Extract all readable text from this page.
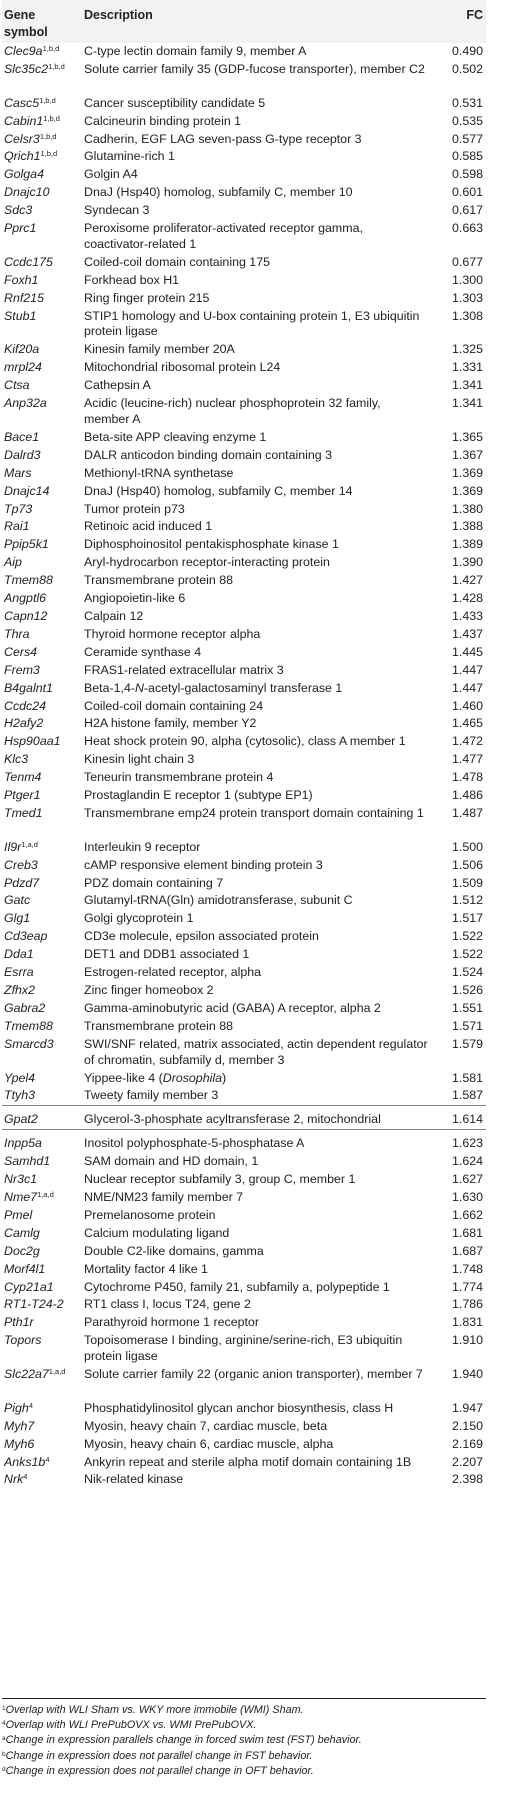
Gene symbol	Description	FC
$Clec9a^{1,b,d}$	C-type lectin domain family 9, member A	0.490
Slc35c2$^{1,b,d}$	Solute carrier family 35 (GDP-fucose transporter), member C2	0.502
Casc5$^{1,b,d}$	Cancer susceptibility candidate 5	0.531
Cabin1$^{1,b,d}$	Calcineurin binding protein 1	0.535
Celsr3$^{1,b,d}$	Cadherin, EGF LAG seven-pass G-type receptor 3	0.577
Qrich1$^{1,b,d}$	Glutamine-rich 1	0.585
Golga4	Golgin A4	0.598
Dnajc10	DnaJ (Hsp40) homolog, subfamily C, member 10	0.601
Sdc3	Syndecan 3	0.617
Pprc1	Peroxisome proliferator-activated receptor gamma, coactivator-related 1	0.663
Ccdc175	Coiled-coil domain containing 175	0.677
Foxh1	Forkhead box H1	1.300
Rnf215	Ring finger protein 215	1.303
Stub1	STIP1 homology and U-box containing protein 1, E3 ubiquitin protein ligase	1.308
Kif20a	Kinesin family member 20A	1.325
mrpl24	Mitochondrial ribosomal protein L24	1.331
Ctsa	Cathepsin A	1.341
Anp32a	Acidic (leucine-rich) nuclear phosphoprotein 32 family, member A	1.341
Bace1	Beta-site APP cleaving enzyme 1	1.365
Dalrd3	DALR anticodon binding domain containing 3	1.367
Mars	Methionyl-tRNA synthetase	1.369
Dnajc14	DnaJ (Hsp40) homolog, subfamily C, member 14	1.369
Tp73	Tumor protein p73	1.380
Rai1	Retinoic acid induced 1	1.388
Ppip5k1	Diphosphoinositol pentakisphosphate kinase 1	1.389
Aip	Aryl-hydrocarbon receptor-interacting protein	1.390
Tmem88	Transmembrane protein 88	1.427
Angptl6	Angiopoietin-like 6	1.428
Capn12	Calpain 12	1.433
Thra	Thyroid hormone receptor alpha	1.437
Cers4	Ceramide synthase 4	1.445
Frem3	FRAS1-related extracellular matrix 3	1.447
B4galnt1	Beta-1,4-N-acetyl-galactosaminyl transferase 1	1.447
Ccdc24	Coiled-coil domain containing 24	1.460
H2afy2	H2A histone family, member Y2	1.465
Hsp90aa1	Heat shock protein 90, alpha (cytosolic), class A member 1	1.472
Klc3	Kinesin light chain 3	1.477
Tenm4	Teneurin transmembrane protein 4	1.478
Ptger1	Prostaglandin E receptor 1 (subtype EP1)	1.486
Tmed1	Transmembrane emp24 protein transport domain containing 1	1.487
$Il9r^{1,a,d}$	Interleukin 9 receptor	1.500
Creb3	cAMP responsive element binding protein 3	1.506
Pdzd7	PDZ domain containing 7	1.509
Gatc	Glutamyl-tRNA(Gln) amidotransferase, subunit C	1.512
Glg1	Golgi glycoprotein 1	1.517
Cd3eap	CD3e molecule, epsilon associated protein	1.522
Dda1	DET1 and DDB1 associated 1	1.522
Esrra	Estrogen-related receptor, alpha	1.524
Zfhx2	Zinc finger homeobox 2	1.526
Gabra2	Gamma-aminobutyric acid (GABA) A receptor, alpha 2	1.551
Tmem88	Transmembrane protein 88	1.571
Smarcd3	SWI/SNF related, matrix associated, actin dependent regulator of chromatin, subfamily d, member 3	1.579
Ypel4	Yippee-like 4 (Drosophila)	1.581
Ttyh3	Tweety family member 3	1.587
Gpat2	Glycerol-3-phosphate acyltransferase 2, mitochondrial	1.614
Inpp5a	Inositol polyphosphate-5-phosphatase A	1.623
Samhd1	SAM domain and HD domain, 1	1.624
Nr3c1	Nuclear receptor subfamily 3, group C, member 1	1.627
Nme7$^{1,a,d}$	NME/NM23 family member 7	1.630
Pmel	Premelanosome protein	1.662
Camlg	Calcium modulating ligand	1.681
Doc2g	Double C2-like domains, gamma	1.687
Morf4l1	Mortality factor 4 like 1	1.748
Cyp21a1	Cytochrome P450, family 21, subfamily a, polypeptide 1	1.774
RT1-T24-2	RT1 class I, locus T24, gene 2	1.786
Pth1r	Parathyroid hormone 1 receptor	1.831
Topors	Topoisomerase I binding, arginine/serine-rich, E3 ubiquitin protein ligase	1.910
Slc22a7$^{1,a,d}$	Solute carrier family 22 (organic anion transporter), member 7	1.940
Pigh$^4$	Phosphatidylinositol glycan anchor biosynthesis, class H	1.947
Myh7	Myosin, heavy chain 7, cardiac muscle, beta	2.150
Myh6	Myosin, heavy chain 6, cardiac muscle, alpha	2.169
$Anks1b^4$	Ankyrin repeat and sterile alpha motif domain containing 1B	2.207
Nrk$^4$	Nik-related kinase	2.398
$^1$Overlap with WLI Sham vs. WKY more immobile (WMI) Sham.
$^4$Overlap with WLI PrePubOVX vs. WMI PrePubOVX.
$^a$Change in expression parallels change in forced swim test (FST) behavior.
$^b$Change in expression does not parallel change in FST behavior.
$^d$Change in expression does not parallel change in OFT behavior.
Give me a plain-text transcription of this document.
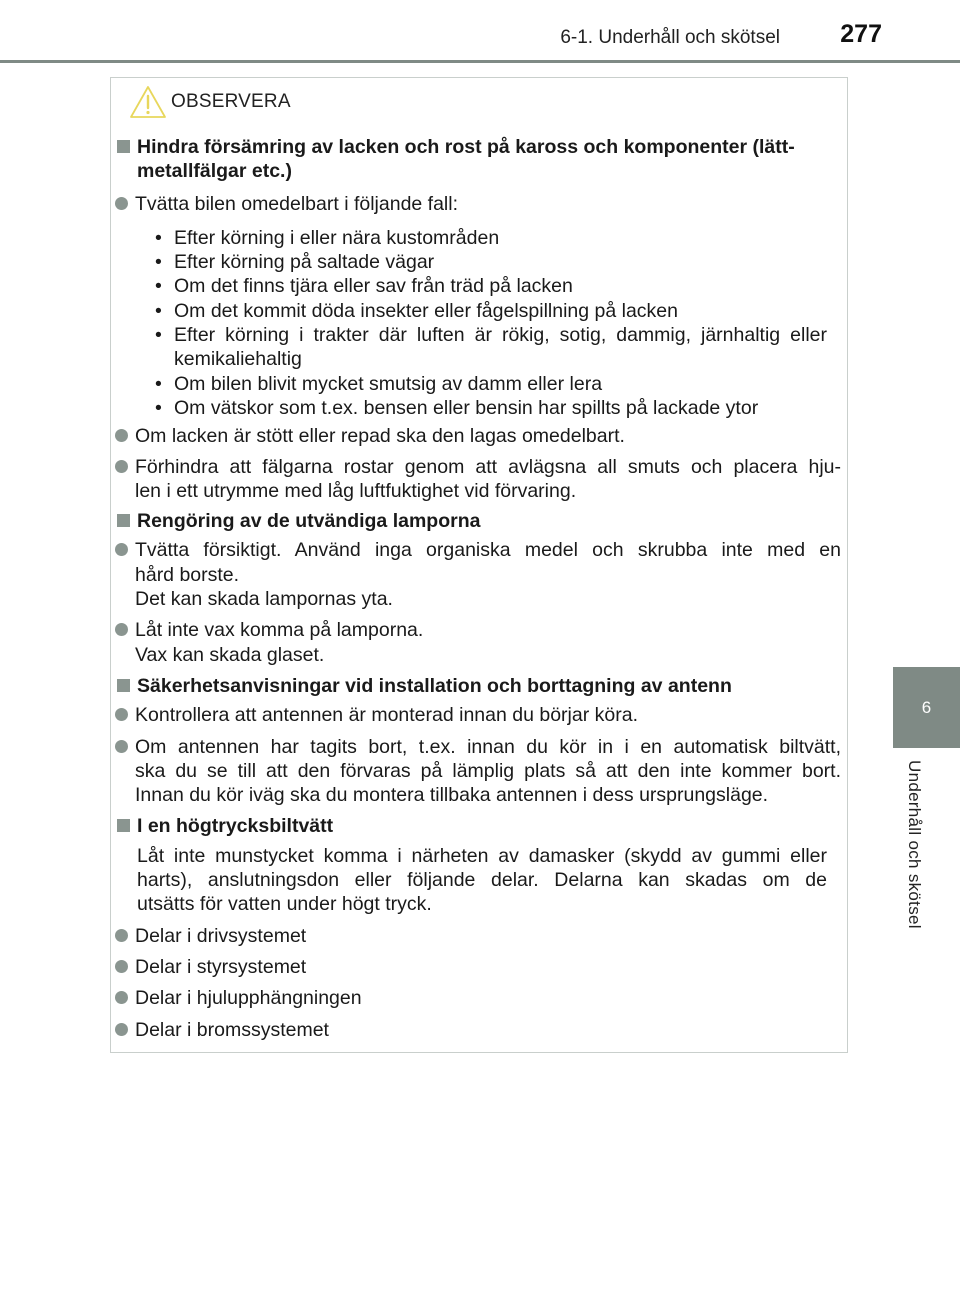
6-1. Underhåll och skötsel	277
6
Underhåll och skötsel
OBSERVERA
Hindra försämring av lacken och rost på kaross och komponenter (lätt-
metallfälgar etc.)
Tvätta bilen omedelbart i följande fall:
• Efter körning i eller nära kustområden
• Efter körning på saltade vägar
• Om det finns tjära eller sav från träd på lacken
• Om det kommit döda insekter eller fågelspillning på lacken
• Efter körning i trakter där luften är rökig, sotig, dammig, järnhaltig eller
kemikaliehaltig
• Om bilen blivit mycket smutsig av damm eller lera
• Om vätskor som t.ex. bensen eller bensin har spillts på lackade ytor
Om lacken är stött eller repad ska den lagas omedelbart.
Förhindra att fälgarna rostar genom att avlägsna all smuts och placera hju-
len i ett utrymme med låg luftfuktighet vid förvaring.
Rengöring av de utvändiga lamporna
Tvätta försiktigt. Använd inga organiska medel och skrubba inte med en
hård borste.
Det kan skada lampornas yta.
Låt inte vax komma på lamporna.
Vax kan skada glaset.
Säkerhetsanvisningar vid installation och borttagning av antenn
Kontrollera att antennen är monterad innan du börjar köra.
Om antennen har tagits bort, t.ex. innan du kör in i en automatisk biltvätt,
ska du se till att den förvaras på lämplig plats så att den inte kommer bort.
Innan du kör iväg ska du montera tillbaka antennen i dess ursprungsläge.
I en högtrycksbiltvätt
Låt inte munstycket komma i närheten av damasker (skydd av gummi eller
harts), anslutningsdon eller följande delar. Delarna kan skadas om de
utsätts för vatten under högt tryck.
Delar i drivsystemet
Delar i styrsystemet
Delar i hjulupphängningen
Delar i bromssystemet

□ □ □ □ □

■ **Problem to work on**: Scan the data above for the string "like" and copy each line where it appears.

■ **Problem solution**:
Angptl6	Angiopoietin-like 6	1.428
Ypel4	Yippee-like 4 (Drosophila)	1.581
Doc2g	Double C2-like domains, gamma	1.687
Morf4l1	Mortality factor 4 like 1	1.748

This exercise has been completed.